--- start of Materials provided ---

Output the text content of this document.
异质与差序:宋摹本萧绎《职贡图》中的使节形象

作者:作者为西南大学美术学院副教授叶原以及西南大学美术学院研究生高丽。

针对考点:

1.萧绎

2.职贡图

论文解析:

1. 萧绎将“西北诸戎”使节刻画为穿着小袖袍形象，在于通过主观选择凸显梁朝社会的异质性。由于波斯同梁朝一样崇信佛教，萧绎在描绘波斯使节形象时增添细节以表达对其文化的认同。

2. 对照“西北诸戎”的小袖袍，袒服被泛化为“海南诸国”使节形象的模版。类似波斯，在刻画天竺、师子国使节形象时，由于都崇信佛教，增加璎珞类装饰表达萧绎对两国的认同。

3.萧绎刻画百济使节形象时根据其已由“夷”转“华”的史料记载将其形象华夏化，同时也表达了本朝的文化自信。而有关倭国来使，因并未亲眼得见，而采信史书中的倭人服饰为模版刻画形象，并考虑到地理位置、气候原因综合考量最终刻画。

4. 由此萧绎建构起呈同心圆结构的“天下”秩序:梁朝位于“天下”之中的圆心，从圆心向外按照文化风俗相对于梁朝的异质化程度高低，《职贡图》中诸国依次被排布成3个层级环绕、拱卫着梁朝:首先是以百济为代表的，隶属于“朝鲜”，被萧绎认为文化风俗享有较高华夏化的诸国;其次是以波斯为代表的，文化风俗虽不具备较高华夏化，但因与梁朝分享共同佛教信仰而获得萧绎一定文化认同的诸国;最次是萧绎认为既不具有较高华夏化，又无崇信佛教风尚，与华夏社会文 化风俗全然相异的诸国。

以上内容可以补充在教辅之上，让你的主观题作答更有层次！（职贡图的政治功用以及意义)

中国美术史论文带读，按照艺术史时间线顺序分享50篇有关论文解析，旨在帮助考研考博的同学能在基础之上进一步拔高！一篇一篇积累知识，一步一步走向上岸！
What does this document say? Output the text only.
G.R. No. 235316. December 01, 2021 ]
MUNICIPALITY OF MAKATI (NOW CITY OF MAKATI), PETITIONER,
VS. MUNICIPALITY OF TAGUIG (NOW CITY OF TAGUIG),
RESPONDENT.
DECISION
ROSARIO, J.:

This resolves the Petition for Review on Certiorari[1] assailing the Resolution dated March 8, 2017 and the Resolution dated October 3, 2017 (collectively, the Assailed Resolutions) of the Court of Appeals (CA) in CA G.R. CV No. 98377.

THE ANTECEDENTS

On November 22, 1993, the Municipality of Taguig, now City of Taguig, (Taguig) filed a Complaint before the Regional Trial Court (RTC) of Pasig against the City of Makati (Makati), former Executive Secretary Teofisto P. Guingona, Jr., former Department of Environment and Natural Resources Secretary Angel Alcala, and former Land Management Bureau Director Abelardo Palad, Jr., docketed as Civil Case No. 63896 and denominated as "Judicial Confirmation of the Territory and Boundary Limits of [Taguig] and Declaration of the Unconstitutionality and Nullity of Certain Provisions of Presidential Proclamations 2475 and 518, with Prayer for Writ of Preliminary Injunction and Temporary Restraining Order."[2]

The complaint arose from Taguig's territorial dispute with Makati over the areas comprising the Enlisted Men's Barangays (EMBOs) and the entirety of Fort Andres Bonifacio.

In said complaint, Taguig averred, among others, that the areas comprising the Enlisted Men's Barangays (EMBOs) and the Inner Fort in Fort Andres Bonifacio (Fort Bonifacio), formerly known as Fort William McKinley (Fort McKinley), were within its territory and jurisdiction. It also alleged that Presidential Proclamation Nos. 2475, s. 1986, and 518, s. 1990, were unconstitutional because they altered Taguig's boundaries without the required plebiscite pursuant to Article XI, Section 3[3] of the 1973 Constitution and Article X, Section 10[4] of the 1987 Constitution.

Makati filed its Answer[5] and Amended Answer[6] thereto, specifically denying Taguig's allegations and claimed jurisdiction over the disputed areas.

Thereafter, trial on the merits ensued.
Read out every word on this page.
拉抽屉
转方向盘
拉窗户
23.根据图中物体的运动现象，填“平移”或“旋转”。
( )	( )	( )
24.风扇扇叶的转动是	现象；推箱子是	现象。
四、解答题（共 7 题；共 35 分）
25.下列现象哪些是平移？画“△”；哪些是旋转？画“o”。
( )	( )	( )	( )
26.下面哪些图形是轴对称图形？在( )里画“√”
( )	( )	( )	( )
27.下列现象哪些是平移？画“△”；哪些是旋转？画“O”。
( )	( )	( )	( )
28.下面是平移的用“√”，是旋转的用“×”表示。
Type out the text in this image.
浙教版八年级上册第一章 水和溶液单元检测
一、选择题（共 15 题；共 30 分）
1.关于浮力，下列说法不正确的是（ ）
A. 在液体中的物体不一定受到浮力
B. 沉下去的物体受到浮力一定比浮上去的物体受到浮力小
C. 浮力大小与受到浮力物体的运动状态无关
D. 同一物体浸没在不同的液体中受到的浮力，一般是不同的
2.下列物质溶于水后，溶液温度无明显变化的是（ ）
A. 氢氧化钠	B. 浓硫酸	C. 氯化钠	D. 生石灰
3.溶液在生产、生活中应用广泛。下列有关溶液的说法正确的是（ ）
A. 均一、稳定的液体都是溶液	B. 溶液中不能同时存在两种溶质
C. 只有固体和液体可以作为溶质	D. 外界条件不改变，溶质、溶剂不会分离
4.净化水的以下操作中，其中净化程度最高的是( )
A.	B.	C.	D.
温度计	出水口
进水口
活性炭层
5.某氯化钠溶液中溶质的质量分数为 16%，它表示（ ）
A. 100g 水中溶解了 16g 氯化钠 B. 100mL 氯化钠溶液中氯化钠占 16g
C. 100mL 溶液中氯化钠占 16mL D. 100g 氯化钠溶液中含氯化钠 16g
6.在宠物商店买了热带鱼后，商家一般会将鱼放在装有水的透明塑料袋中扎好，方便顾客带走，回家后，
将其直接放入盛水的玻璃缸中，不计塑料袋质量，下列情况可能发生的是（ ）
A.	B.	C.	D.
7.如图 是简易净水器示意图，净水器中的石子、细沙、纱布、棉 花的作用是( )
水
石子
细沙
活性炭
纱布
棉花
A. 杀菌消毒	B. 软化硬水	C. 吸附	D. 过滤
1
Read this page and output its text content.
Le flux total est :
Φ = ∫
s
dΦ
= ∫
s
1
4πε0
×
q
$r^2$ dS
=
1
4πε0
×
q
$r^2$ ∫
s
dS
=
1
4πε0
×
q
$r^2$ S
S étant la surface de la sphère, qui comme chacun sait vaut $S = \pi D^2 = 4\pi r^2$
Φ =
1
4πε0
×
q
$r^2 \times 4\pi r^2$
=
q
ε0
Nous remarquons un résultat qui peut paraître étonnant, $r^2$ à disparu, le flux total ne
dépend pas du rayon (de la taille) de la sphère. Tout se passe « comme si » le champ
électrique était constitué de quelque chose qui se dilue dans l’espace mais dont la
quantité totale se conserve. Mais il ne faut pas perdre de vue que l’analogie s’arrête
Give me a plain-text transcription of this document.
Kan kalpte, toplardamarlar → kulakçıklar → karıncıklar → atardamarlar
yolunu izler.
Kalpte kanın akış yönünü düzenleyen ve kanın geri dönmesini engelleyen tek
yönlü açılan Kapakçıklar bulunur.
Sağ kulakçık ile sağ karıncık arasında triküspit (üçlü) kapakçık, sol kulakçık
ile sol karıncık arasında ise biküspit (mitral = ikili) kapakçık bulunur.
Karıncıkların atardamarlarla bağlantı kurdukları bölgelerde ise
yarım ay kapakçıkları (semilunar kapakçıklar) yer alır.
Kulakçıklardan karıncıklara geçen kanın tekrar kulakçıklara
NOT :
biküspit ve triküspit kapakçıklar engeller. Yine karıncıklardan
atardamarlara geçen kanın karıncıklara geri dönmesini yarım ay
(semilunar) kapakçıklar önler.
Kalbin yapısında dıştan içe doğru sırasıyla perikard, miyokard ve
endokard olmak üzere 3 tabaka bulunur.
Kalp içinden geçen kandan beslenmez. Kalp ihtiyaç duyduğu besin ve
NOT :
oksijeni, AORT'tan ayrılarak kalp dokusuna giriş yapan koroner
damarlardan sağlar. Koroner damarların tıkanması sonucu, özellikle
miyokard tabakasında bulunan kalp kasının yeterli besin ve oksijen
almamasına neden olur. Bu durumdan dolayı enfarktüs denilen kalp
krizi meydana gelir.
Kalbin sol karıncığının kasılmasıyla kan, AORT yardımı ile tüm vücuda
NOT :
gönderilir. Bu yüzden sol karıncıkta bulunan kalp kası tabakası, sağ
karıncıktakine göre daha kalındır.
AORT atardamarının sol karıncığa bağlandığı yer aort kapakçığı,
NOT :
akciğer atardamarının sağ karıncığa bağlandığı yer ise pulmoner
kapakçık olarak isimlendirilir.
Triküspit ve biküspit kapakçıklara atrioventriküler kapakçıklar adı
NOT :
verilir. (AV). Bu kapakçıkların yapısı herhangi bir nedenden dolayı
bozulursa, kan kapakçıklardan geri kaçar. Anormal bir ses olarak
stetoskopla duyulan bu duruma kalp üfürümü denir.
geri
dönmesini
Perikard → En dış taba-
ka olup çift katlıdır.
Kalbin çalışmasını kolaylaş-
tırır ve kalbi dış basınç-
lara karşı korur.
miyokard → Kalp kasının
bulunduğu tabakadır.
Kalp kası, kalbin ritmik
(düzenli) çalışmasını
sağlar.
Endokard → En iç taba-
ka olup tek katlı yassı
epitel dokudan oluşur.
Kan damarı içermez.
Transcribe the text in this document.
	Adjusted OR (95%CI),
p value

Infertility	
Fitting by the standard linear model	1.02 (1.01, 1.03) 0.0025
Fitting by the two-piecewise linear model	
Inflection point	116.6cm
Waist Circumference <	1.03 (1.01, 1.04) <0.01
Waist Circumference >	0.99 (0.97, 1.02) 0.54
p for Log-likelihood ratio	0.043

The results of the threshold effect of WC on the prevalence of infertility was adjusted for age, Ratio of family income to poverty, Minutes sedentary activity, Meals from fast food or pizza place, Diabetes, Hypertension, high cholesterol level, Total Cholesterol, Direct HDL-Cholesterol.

--- end of Materials provided ---

## What to work on
Collect, from the material above, every line containing the word "miyokard".

## Result for this exercise
Kalbin yapısında dıştan içe doğru sırasıyla perikard, miyokard ve
miyokard tabakasında bulunan kalp kasının yeterli besin ve oksijen
miyokard → Kalp kasının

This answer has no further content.